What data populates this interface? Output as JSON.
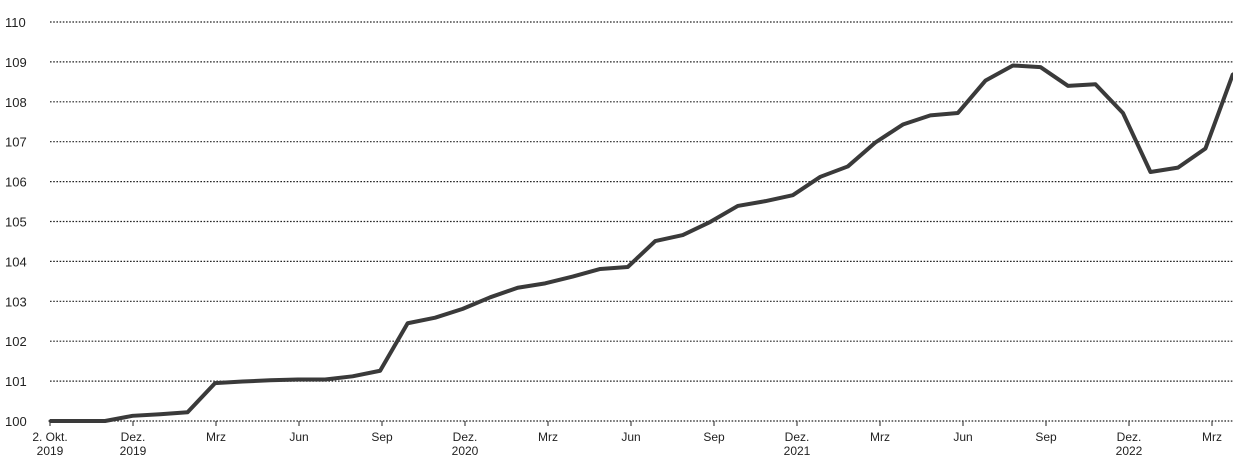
{
  "chart_data": {
    "type": "line",
    "title": "",
    "xlabel": "",
    "ylabel": "",
    "ylim": [
      100,
      110
    ],
    "grid": true,
    "grid_style": "dotted",
    "line_color": "#3a3a3a",
    "y_ticks": [
      "100",
      "101",
      "102",
      "103",
      "104",
      "105",
      "106",
      "107",
      "108",
      "109",
      "110"
    ],
    "x_ticks": [
      {
        "line1": "2. Okt.",
        "line2": "2019"
      },
      {
        "line1": "Dez.",
        "line2": "2019"
      },
      {
        "line1": "Mrz",
        "line2": ""
      },
      {
        "line1": "Jun",
        "line2": ""
      },
      {
        "line1": "Sep",
        "line2": ""
      },
      {
        "line1": "Dez.",
        "line2": "2020"
      },
      {
        "line1": "Mrz",
        "line2": ""
      },
      {
        "line1": "Jun",
        "line2": ""
      },
      {
        "line1": "Sep",
        "line2": ""
      },
      {
        "line1": "Dez.",
        "line2": "2021"
      },
      {
        "line1": "Mrz",
        "line2": ""
      },
      {
        "line1": "Jun",
        "line2": ""
      },
      {
        "line1": "Sep",
        "line2": ""
      },
      {
        "line1": "Dez.",
        "line2": "2022"
      },
      {
        "line1": "Mrz",
        "line2": ""
      }
    ],
    "series": [
      {
        "values": [
          100.0,
          100.0,
          100.0,
          100.13,
          100.17,
          100.22,
          100.95,
          100.99,
          101.02,
          101.04,
          101.04,
          101.12,
          101.26,
          102.45,
          102.59,
          102.81,
          103.1,
          103.34,
          103.45,
          103.62,
          103.81,
          103.86,
          104.51,
          104.66,
          104.99,
          105.39,
          105.51,
          105.66,
          106.12,
          106.38,
          106.98,
          107.43,
          107.66,
          107.72,
          108.53,
          108.91,
          108.87,
          108.4,
          108.44,
          107.72,
          106.24,
          106.35,
          106.83,
          108.7
        ]
      }
    ]
  }
}
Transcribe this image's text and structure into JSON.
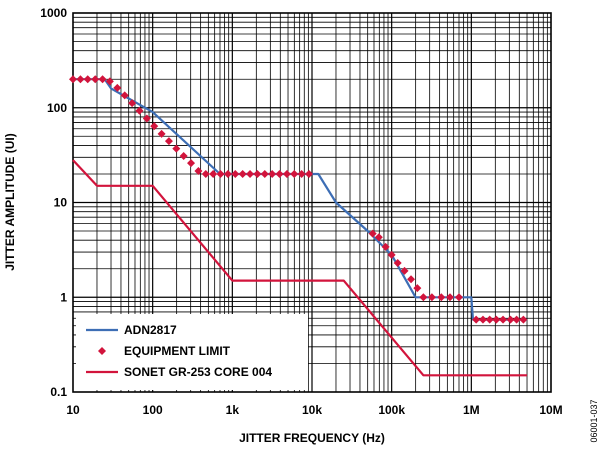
{
  "chart_data": {
    "type": "line",
    "title": "",
    "xlabel": "JITTER FREQUENCY (Hz)",
    "ylabel": "JITTER AMPLITUDE (UI)",
    "x_scale": "log",
    "y_scale": "log",
    "xlim": [
      10,
      10000000
    ],
    "ylim": [
      0.1,
      1000
    ],
    "grid": true,
    "legend_position": "bottom-left",
    "x_tick_labels": [
      {
        "value": 10,
        "label": "10"
      },
      {
        "value": 100,
        "label": "100"
      },
      {
        "value": 1000,
        "label": "1k"
      },
      {
        "value": 10000,
        "label": "10k"
      },
      {
        "value": 100000,
        "label": "100k"
      },
      {
        "value": 1000000,
        "label": "1M"
      },
      {
        "value": 10000000,
        "label": "10M"
      }
    ],
    "y_tick_labels": [
      {
        "value": 0.1,
        "label": "0.1"
      },
      {
        "value": 1,
        "label": "1"
      },
      {
        "value": 10,
        "label": "10"
      },
      {
        "value": 100,
        "label": "100"
      },
      {
        "value": 1000,
        "label": "1000"
      }
    ],
    "series": [
      {
        "name": "ADN2817",
        "color": "#3d6eb5",
        "style": "line",
        "x": [
          10,
          25,
          30,
          100,
          700,
          1000,
          10000,
          12000,
          20000,
          50000,
          100000,
          200000,
          300000,
          700000,
          1000000,
          1050000,
          5000000
        ],
        "y": [
          200,
          200,
          160,
          90,
          20,
          20,
          20,
          20,
          10,
          5,
          2.8,
          1,
          1,
          1,
          1,
          0.58,
          0.58
        ]
      },
      {
        "name": "EQUIPMENT LIMIT",
        "color": "#d2143c",
        "style": "markers",
        "x": [
          10,
          12.4,
          15.3,
          19,
          23.5,
          29,
          36,
          44.6,
          55.2,
          68.3,
          84.5,
          104.6,
          129.4,
          160,
          198,
          245,
          303,
          375,
          464,
          575,
          711,
          880,
          1089,
          1348,
          1668,
          2064,
          2554,
          3161,
          3911,
          4840,
          5989,
          7411,
          9171,
          57800,
          69000,
          84000,
          100000,
          119000,
          145000,
          175000,
          210000,
          250000,
          320000,
          420000,
          540000,
          700000,
          1150000,
          1400000,
          1700000,
          2060000,
          2500000,
          3100000,
          3700000,
          4500000
        ],
        "y": [
          200,
          200,
          200,
          200,
          200,
          190,
          162,
          135,
          112,
          93,
          77,
          64,
          53,
          44.5,
          37,
          31,
          26,
          21.5,
          20,
          20,
          20,
          20,
          20,
          20,
          20,
          20,
          20,
          20,
          20,
          20,
          20,
          20,
          20,
          4.7,
          4.3,
          3.4,
          2.8,
          2.3,
          1.9,
          1.55,
          1.25,
          1,
          1,
          1,
          1,
          1,
          0.58,
          0.58,
          0.58,
          0.58,
          0.58,
          0.58,
          0.58,
          0.58
        ]
      },
      {
        "name": "SONET GR-253 CORE 004",
        "color": "#d2143c",
        "style": "line",
        "x": [
          10,
          20,
          100,
          1000,
          25000,
          250000,
          5000000
        ],
        "y": [
          28,
          15,
          15,
          1.5,
          1.5,
          0.15,
          0.15
        ]
      }
    ]
  },
  "figure_id": "06001-037"
}
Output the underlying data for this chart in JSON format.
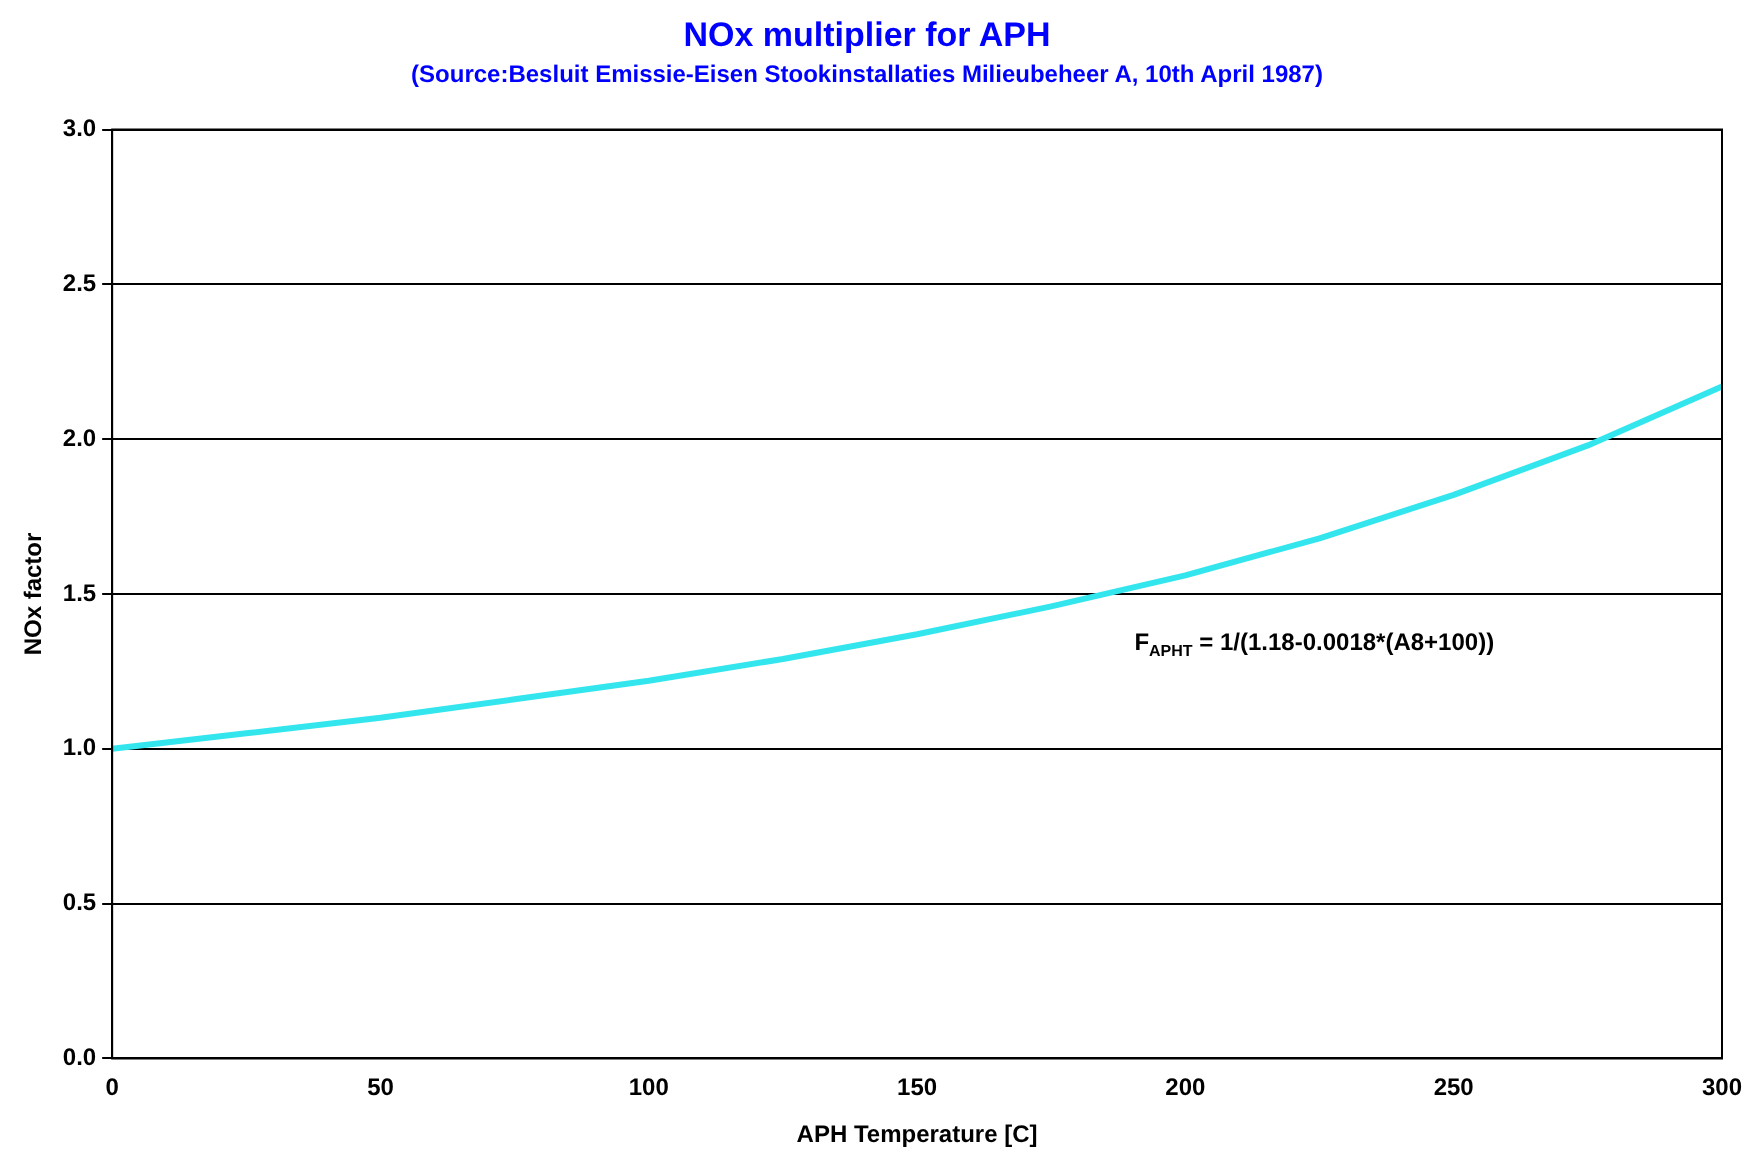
{
  "chart_data": {
    "type": "line",
    "title": "NOx multiplier for APH",
    "subtitle": "(Source:Besluit Emissie-Eisen Stookinstallaties Milieubeheer A, 10th April 1987)",
    "xlabel": "APH Temperature [C]",
    "ylabel": "NOx factor",
    "x": [
      0,
      25,
      50,
      75,
      100,
      125,
      150,
      175,
      200,
      225,
      250,
      275,
      300
    ],
    "series": [
      {
        "color": "#33e6ee",
        "values": [
          1.0,
          1.05,
          1.1,
          1.16,
          1.22,
          1.29,
          1.37,
          1.46,
          1.56,
          1.68,
          1.82,
          1.98,
          2.17
        ]
      }
    ],
    "xlim": [
      0,
      300
    ],
    "xticks": [
      0,
      50,
      100,
      150,
      200,
      250,
      300
    ],
    "ylim": [
      0,
      3
    ],
    "yticks": [
      {
        "value": 0,
        "label": "0.0"
      },
      {
        "value": 0.5,
        "label": "0.5"
      },
      {
        "value": 1,
        "label": "1.0"
      },
      {
        "value": 1.5,
        "label": "1.5"
      },
      {
        "value": 2,
        "label": "2.0"
      },
      {
        "value": 2.5,
        "label": "2.5"
      },
      {
        "value": 3,
        "label": "3.0"
      }
    ],
    "grid": "y",
    "legend": false,
    "marker": "none",
    "line_style": "solid",
    "annotations": [
      "F$_{APHT}$ = 1/(1.18-0.0018*(A8+100))"
    ]
  }
}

===

SHORT TASK. Quote every line of the records above exactly; no picture is to be copied.

WRITTEN RESPONSE.
What data populates this interface? Output as JSON.
{
  "chart_data": {
    "type": "line",
    "title": "",
    "xlabel": "",
    "ylabel": "",
    "ylim": [
      100,
      110
    ],
    "grid": true,
    "grid_style": "dotted",
    "line_color": "#3a3a3a",
    "y_ticks": [
      "100",
      "101",
      "102",
      "103",
      "104",
      "105",
      "106",
      "107",
      "108",
      "109",
      "110"
    ],
    "x_ticks": [
      {
        "line1": "2. Okt.",
        "line2": "2019"
      },
      {
        "line1": "Dez.",
        "line2": "2019"
      },
      {
        "line1": "Mrz",
        "line2": ""
      },
      {
        "line1": "Jun",
        "line2": ""
      },
      {
        "line1": "Sep",
        "line2": ""
      },
      {
        "line1": "Dez.",
        "line2": "2020"
      },
      {
        "line1": "Mrz",
        "line2": ""
      },
      {
        "line1": "Jun",
        "line2": ""
      },
      {
        "line1": "Sep",
        "line2": ""
      },
      {
        "line1": "Dez.",
        "line2": "2021"
      },
      {
        "line1": "Mrz",
        "line2": ""
      },
      {
        "line1": "Jun",
        "line2": ""
      },
      {
        "line1": "Sep",
        "line2": ""
      },
      {
        "line1": "Dez.",
        "line2": "2022"
      },
      {
        "line1": "Mrz",
        "line2": ""
      }
    ],
    "series": [
      {
        "values": [
          100.0,
          100.0,
          100.0,
          100.13,
          100.17,
          100.22,
          100.95,
          100.99,
          101.02,
          101.04,
          101.04,
          101.12,
          101.26,
          102.45,
          102.59,
          102.81,
          103.1,
          103.34,
          103.45,
          103.62,
          103.81,
          103.86,
          104.51,
          104.66,
          104.99,
          105.39,
          105.51,
          105.66,
          106.12,
          106.38,
          106.98,
          107.43,
          107.66,
          107.72,
          108.53,
          108.91,
          108.87,
          108.4,
          108.44,
          107.72,
          106.24,
          106.35,
          106.83,
          108.7
        ]
      }
    ]
  }
}
Transcribe this image's text and structure into JSON.
{
  "chart_data": {
    "type": "line",
    "title": "",
    "xlabel": "JITTER FREQUENCY (Hz)",
    "ylabel": "JITTER AMPLITUDE (UI)",
    "x_scale": "log",
    "y_scale": "log",
    "xlim": [
      10,
      10000000
    ],
    "ylim": [
      0.1,
      1000
    ],
    "grid": true,
    "legend_position": "bottom-left",
    "x_tick_labels": [
      {
        "value": 10,
        "label": "10"
      },
      {
        "value": 100,
        "label": "100"
      },
      {
        "value": 1000,
        "label": "1k"
      },
      {
        "value": 10000,
        "label": "10k"
      },
      {
        "value": 100000,
        "label": "100k"
      },
      {
        "value": 1000000,
        "label": "1M"
      },
      {
        "value": 10000000,
        "label": "10M"
      }
    ],
    "y_tick_labels": [
      {
        "value": 0.1,
        "label": "0.1"
      },
      {
        "value": 1,
        "label": "1"
      },
      {
        "value": 10,
        "label": "10"
      },
      {
        "value": 100,
        "label": "100"
      },
      {
        "value": 1000,
        "label": "1000"
      }
    ],
    "series": [
      {
        "name": "ADN2817",
        "color": "#3d6eb5",
        "style": "line",
        "x": [
          10,
          25,
          30,
          100,
          700,
          1000,
          10000,
          12000,
          20000,
          50000,
          100000,
          200000,
          300000,
          700000,
          1000000,
          1050000,
          5000000
        ],
        "y": [
          200,
          200,
          160,
          90,
          20,
          20,
          20,
          20,
          10,
          5,
          2.8,
          1,
          1,
          1,
          1,
          0.58,
          0.58
        ]
      },
      {
        "name": "EQUIPMENT LIMIT",
        "color": "#d2143c",
        "style": "markers",
        "x": [
          10,
          12.4,
          15.3,
          19,
          23.5,
          29,
          36,
          44.6,
          55.2,
          68.3,
          84.5,
          104.6,
          129.4,
          160,
          198,
          245,
          303,
          375,
          464,
          575,
          711,
          880,
          1089,
          1348,
          1668,
          2064,
          2554,
          3161,
          3911,
          4840,
          5989,
          7411,
          9171,
          57800,
          69000,
          84000,
          100000,
          119000,
          145000,
          175000,
          210000,
          250000,
          320000,
          420000,
          540000,
          700000,
          1150000,
          1400000,
          1700000,
          2060000,
          2500000,
          3100000,
          3700000,
          4500000
        ],
        "y": [
          200,
          200,
          200,
          200,
          200,
          190,
          162,
          135,
          112,
          93,
          77,
          64,
          53,
          44.5,
          37,
          31,
          26,
          21.5,
          20,
          20,
          20,
          20,
          20,
          20,
          20,
          20,
          20,
          20,
          20,
          20,
          20,
          20,
          20,
          4.7,
          4.3,
          3.4,
          2.8,
          2.3,
          1.9,
          1.55,
          1.25,
          1,
          1,
          1,
          1,
          1,
          0.58,
          0.58,
          0.58,
          0.58,
          0.58,
          0.58,
          0.58,
          0.58
        ]
      },
      {
        "name": "SONET GR-253 CORE 004",
        "color": "#d2143c",
        "style": "line",
        "x": [
          10,
          20,
          100,
          1000,
          25000,
          250000,
          5000000
        ],
        "y": [
          28,
          15,
          15,
          1.5,
          1.5,
          0.15,
          0.15
        ]
      }
    ]
  },
  "figure_id": "06001-037"
}
Output the underlying data for this chart in JSON format.
{
  "chart_data": {
    "type": "line",
    "title": "NOx multiplier for APH",
    "subtitle": "(Source:Besluit Emissie-Eisen Stookinstallaties Milieubeheer A, 10th April 1987)",
    "xlabel": "APH Temperature [C]",
    "ylabel": "NOx factor",
    "x": [
      0,
      25,
      50,
      75,
      100,
      125,
      150,
      175,
      200,
      225,
      250,
      275,
      300
    ],
    "series": [
      {
        "color": "#33e6ee",
        "values": [
          1.0,
          1.05,
          1.1,
          1.16,
          1.22,
          1.29,
          1.37,
          1.46,
          1.56,
          1.68,
          1.82,
          1.98,
          2.17
        ]
      }
    ],
    "xlim": [
      0,
      300
    ],
    "xticks": [
      0,
      50,
      100,
      150,
      200,
      250,
      300
    ],
    "ylim": [
      0,
      3
    ],
    "yticks": [
      {
        "value": 0,
        "label": "0.0"
      },
      {
        "value": 0.5,
        "label": "0.5"
      },
      {
        "value": 1,
        "label": "1.0"
      },
      {
        "value": 1.5,
        "label": "1.5"
      },
      {
        "value": 2,
        "label": "2.0"
      },
      {
        "value": 2.5,
        "label": "2.5"
      },
      {
        "value": 3,
        "label": "3.0"
      }
    ],
    "grid": "y",
    "legend": false,
    "marker": "none",
    "line_style": "solid",
    "annotations": [
      "F$_{APHT}$ = 1/(1.18-0.0018*(A8+100))"
    ]
  }
}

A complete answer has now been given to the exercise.